WHAT IS EXPECTED. Pick out the lines below with "time" and list them.

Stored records
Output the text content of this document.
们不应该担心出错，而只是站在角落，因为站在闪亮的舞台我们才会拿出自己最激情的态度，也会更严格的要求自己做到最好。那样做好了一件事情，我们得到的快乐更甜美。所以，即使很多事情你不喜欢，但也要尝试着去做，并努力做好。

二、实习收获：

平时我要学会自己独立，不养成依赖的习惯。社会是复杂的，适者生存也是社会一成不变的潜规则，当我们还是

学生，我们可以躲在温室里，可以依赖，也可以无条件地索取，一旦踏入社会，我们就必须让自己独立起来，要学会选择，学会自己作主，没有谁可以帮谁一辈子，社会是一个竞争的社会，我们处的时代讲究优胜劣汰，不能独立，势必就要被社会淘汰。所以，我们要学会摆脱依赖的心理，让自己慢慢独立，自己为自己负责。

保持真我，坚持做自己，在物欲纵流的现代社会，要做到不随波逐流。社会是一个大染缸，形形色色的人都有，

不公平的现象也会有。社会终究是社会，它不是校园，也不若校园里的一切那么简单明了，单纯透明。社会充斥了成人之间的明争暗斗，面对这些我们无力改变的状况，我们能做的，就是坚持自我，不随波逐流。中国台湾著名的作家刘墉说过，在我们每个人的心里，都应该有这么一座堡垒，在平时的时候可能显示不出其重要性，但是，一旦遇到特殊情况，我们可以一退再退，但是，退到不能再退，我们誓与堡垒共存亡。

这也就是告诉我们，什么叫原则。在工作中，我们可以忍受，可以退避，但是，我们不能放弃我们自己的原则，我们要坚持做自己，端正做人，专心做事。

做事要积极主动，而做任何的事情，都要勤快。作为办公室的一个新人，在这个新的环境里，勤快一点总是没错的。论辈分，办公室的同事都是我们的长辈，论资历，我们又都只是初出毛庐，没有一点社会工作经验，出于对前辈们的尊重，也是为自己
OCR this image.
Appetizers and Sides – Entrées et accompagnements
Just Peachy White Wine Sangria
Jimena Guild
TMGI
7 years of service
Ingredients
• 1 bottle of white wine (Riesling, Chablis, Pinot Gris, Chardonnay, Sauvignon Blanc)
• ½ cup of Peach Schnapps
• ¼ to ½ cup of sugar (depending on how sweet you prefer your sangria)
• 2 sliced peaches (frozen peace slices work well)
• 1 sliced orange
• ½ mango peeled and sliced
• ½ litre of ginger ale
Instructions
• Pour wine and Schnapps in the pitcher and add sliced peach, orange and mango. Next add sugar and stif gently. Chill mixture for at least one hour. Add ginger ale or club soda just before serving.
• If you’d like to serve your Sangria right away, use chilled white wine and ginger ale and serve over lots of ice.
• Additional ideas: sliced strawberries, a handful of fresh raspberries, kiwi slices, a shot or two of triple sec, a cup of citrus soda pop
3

* * *

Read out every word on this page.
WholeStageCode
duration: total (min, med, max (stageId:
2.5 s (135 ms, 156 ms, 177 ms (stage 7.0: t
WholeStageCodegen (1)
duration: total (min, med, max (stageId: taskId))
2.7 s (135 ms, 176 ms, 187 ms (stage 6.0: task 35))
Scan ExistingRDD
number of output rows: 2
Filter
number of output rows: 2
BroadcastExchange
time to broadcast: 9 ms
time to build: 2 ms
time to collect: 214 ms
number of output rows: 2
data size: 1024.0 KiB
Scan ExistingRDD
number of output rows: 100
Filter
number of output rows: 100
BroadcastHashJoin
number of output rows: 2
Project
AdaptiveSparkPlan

WORKED SOLUTION.
time to broadcast: 9 ms
time to build: 2 ms
time to collect: 214 ms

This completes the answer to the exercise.